[begin DATA RECORDS]

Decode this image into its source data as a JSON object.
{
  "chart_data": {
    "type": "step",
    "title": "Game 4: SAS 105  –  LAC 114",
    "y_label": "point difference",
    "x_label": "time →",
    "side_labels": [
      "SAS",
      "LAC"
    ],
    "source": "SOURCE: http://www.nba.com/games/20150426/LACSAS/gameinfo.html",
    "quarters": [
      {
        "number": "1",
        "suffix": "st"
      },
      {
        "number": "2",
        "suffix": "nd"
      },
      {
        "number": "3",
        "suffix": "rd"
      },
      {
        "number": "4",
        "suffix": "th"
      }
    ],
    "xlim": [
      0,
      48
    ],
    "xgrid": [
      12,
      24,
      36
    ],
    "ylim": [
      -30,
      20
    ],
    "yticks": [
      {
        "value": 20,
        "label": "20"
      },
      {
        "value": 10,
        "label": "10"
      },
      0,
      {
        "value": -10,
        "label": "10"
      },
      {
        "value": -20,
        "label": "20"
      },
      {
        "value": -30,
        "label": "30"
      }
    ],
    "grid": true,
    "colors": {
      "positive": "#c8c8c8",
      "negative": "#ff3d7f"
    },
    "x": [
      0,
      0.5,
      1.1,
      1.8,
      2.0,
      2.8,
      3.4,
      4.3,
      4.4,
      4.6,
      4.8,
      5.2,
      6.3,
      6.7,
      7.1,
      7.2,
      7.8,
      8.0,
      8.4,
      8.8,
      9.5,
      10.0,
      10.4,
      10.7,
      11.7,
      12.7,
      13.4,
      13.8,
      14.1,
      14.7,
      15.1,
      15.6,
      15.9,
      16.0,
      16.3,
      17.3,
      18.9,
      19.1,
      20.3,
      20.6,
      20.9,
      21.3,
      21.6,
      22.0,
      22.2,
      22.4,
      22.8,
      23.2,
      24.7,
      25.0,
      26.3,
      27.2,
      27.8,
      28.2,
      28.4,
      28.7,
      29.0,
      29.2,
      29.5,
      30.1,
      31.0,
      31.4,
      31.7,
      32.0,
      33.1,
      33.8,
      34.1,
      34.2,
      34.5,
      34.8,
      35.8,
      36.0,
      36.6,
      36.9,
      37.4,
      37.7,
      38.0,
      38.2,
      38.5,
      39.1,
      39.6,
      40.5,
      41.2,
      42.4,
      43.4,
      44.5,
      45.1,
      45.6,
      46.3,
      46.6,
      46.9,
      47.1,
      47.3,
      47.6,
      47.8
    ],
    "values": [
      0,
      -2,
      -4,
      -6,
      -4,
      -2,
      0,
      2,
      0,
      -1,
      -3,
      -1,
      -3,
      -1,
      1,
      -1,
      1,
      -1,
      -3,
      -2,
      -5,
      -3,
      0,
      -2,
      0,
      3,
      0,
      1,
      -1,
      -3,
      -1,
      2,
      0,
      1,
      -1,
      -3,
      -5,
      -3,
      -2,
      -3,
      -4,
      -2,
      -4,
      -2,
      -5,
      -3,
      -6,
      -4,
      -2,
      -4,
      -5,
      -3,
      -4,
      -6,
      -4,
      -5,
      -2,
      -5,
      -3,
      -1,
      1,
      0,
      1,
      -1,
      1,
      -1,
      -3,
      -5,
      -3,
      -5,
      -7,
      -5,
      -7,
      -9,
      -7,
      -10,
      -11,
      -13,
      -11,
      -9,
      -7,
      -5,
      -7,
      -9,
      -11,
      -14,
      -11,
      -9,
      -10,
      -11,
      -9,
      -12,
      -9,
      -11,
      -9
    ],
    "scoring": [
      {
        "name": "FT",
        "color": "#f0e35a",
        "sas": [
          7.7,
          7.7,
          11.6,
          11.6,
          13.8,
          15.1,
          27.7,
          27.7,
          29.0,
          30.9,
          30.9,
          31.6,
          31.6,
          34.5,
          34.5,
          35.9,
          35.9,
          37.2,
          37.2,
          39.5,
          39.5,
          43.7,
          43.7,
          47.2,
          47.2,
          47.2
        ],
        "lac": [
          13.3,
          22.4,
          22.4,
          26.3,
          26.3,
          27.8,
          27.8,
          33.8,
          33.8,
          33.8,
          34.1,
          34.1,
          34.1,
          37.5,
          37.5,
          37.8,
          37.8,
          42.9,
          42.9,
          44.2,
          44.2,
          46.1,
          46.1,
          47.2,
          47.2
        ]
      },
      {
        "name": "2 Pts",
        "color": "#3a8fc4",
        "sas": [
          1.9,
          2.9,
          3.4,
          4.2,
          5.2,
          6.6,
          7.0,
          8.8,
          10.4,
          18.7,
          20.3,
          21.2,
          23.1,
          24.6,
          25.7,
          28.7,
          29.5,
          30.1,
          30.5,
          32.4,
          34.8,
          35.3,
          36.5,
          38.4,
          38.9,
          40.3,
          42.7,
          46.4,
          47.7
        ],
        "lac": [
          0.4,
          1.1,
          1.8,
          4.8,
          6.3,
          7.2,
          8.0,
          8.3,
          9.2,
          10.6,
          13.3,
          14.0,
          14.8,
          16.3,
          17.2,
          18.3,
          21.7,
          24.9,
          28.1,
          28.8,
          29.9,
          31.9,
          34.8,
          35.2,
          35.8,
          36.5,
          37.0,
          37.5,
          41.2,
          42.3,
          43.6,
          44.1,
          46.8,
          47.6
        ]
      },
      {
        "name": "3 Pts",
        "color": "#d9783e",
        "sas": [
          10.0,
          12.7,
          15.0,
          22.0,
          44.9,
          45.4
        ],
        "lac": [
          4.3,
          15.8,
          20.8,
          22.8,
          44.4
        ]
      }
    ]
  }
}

[end DATA RECORDS]

Repeat the data exactly. Leave nothing out.

Decode this image into its source data as a JSON object.
{
  "chart_data": {
    "type": "step",
    "title": "Game 4: SAS 105  –  LAC 114",
    "y_label": "point difference",
    "x_label": "time →",
    "side_labels": [
      "SAS",
      "LAC"
    ],
    "source": "SOURCE: http://www.nba.com/games/20150426/LACSAS/gameinfo.html",
    "quarters": [
      {
        "number": "1",
        "suffix": "st"
      },
      {
        "number": "2",
        "suffix": "nd"
      },
      {
        "number": "3",
        "suffix": "rd"
      },
      {
        "number": "4",
        "suffix": "th"
      }
    ],
    "xlim": [
      0,
      48
    ],
    "xgrid": [
      12,
      24,
      36
    ],
    "ylim": [
      -30,
      20
    ],
    "yticks": [
      {
        "value": 20,
        "label": "20"
      },
      {
        "value": 10,
        "label": "10"
      },
      0,
      {
        "value": -10,
        "label": "10"
      },
      {
        "value": -20,
        "label": "20"
      },
      {
        "value": -30,
        "label": "30"
      }
    ],
    "grid": true,
    "colors": {
      "positive": "#c8c8c8",
      "negative": "#ff3d7f"
    },
    "x": [
      0,
      0.5,
      1.1,
      1.8,
      2.0,
      2.8,
      3.4,
      4.3,
      4.4,
      4.6,
      4.8,
      5.2,
      6.3,
      6.7,
      7.1,
      7.2,
      7.8,
      8.0,
      8.4,
      8.8,
      9.5,
      10.0,
      10.4,
      10.7,
      11.7,
      12.7,
      13.4,
      13.8,
      14.1,
      14.7,
      15.1,
      15.6,
      15.9,
      16.0,
      16.3,
      17.3,
      18.9,
      19.1,
      20.3,
      20.6,
      20.9,
      21.3,
      21.6,
      22.0,
      22.2,
      22.4,
      22.8,
      23.2,
      24.7,
      25.0,
      26.3,
      27.2,
      27.8,
      28.2,
      28.4,
      28.7,
      29.0,
      29.2,
      29.5,
      30.1,
      31.0,
      31.4,
      31.7,
      32.0,
      33.1,
      33.8,
      34.1,
      34.2,
      34.5,
      34.8,
      35.8,
      36.0,
      36.6,
      36.9,
      37.4,
      37.7,
      38.0,
      38.2,
      38.5,
      39.1,
      39.6,
      40.5,
      41.2,
      42.4,
      43.4,
      44.5,
      45.1,
      45.6,
      46.3,
      46.6,
      46.9,
      47.1,
      47.3,
      47.6,
      47.8
    ],
    "values": [
      0,
      -2,
      -4,
      -6,
      -4,
      -2,
      0,
      2,
      0,
      -1,
      -3,
      -1,
      -3,
      -1,
      1,
      -1,
      1,
      -1,
      -3,
      -2,
      -5,
      -3,
      0,
      -2,
      0,
      3,
      0,
      1,
      -1,
      -3,
      -1,
      2,
      0,
      1,
      -1,
      -3,
      -5,
      -3,
      -2,
      -3,
      -4,
      -2,
      -4,
      -2,
      -5,
      -3,
      -6,
      -4,
      -2,
      -4,
      -5,
      -3,
      -4,
      -6,
      -4,
      -5,
      -2,
      -5,
      -3,
      -1,
      1,
      0,
      1,
      -1,
      1,
      -1,
      -3,
      -5,
      -3,
      -5,
      -7,
      -5,
      -7,
      -9,
      -7,
      -10,
      -11,
      -13,
      -11,
      -9,
      -7,
      -5,
      -7,
      -9,
      -11,
      -14,
      -11,
      -9,
      -10,
      -11,
      -9,
      -12,
      -9,
      -11,
      -9
    ],
    "scoring": [
      {
        "name": "FT",
        "color": "#f0e35a",
        "sas": [
          7.7,
          7.7,
          11.6,
          11.6,
          13.8,
          15.1,
          27.7,
          27.7,
          29.0,
          30.9,
          30.9,
          31.6,
          31.6,
          34.5,
          34.5,
          35.9,
          35.9,
          37.2,
          37.2,
          39.5,
          39.5,
          43.7,
          43.7,
          47.2,
          47.2,
          47.2
        ],
        "lac": [
          13.3,
          22.4,
          22.4,
          26.3,
          26.3,
          27.8,
          27.8,
          33.8,
          33.8,
          33.8,
          34.1,
          34.1,
          34.1,
          37.5,
          37.5,
          37.8,
          37.8,
          42.9,
          42.9,
          44.2,
          44.2,
          46.1,
          46.1,
          47.2,
          47.2
        ]
      },
      {
        "name": "2 Pts",
        "color": "#3a8fc4",
        "sas": [
          1.9,
          2.9,
          3.4,
          4.2,
          5.2,
          6.6,
          7.0,
          8.8,
          10.4,
          18.7,
          20.3,
          21.2,
          23.1,
          24.6,
          25.7,
          28.7,
          29.5,
          30.1,
          30.5,
          32.4,
          34.8,
          35.3,
          36.5,
          38.4,
          38.9,
          40.3,
          42.7,
          46.4,
          47.7
        ],
        "lac": [
          0.4,
          1.1,
          1.8,
          4.8,
          6.3,
          7.2,
          8.0,
          8.3,
          9.2,
          10.6,
          13.3,
          14.0,
          14.8,
          16.3,
          17.2,
          18.3,
          21.7,
          24.9,
          28.1,
          28.8,
          29.9,
          31.9,
          34.8,
          35.2,
          35.8,
          36.5,
          37.0,
          37.5,
          41.2,
          42.3,
          43.6,
          44.1,
          46.8,
          47.6
        ]
      },
      {
        "name": "3 Pts",
        "color": "#d9783e",
        "sas": [
          10.0,
          12.7,
          15.0,
          22.0,
          44.9,
          45.4
        ],
        "lac": [
          4.3,
          15.8,
          20.8,
          22.8,
          44.4
        ]
      }
    ]
  }
}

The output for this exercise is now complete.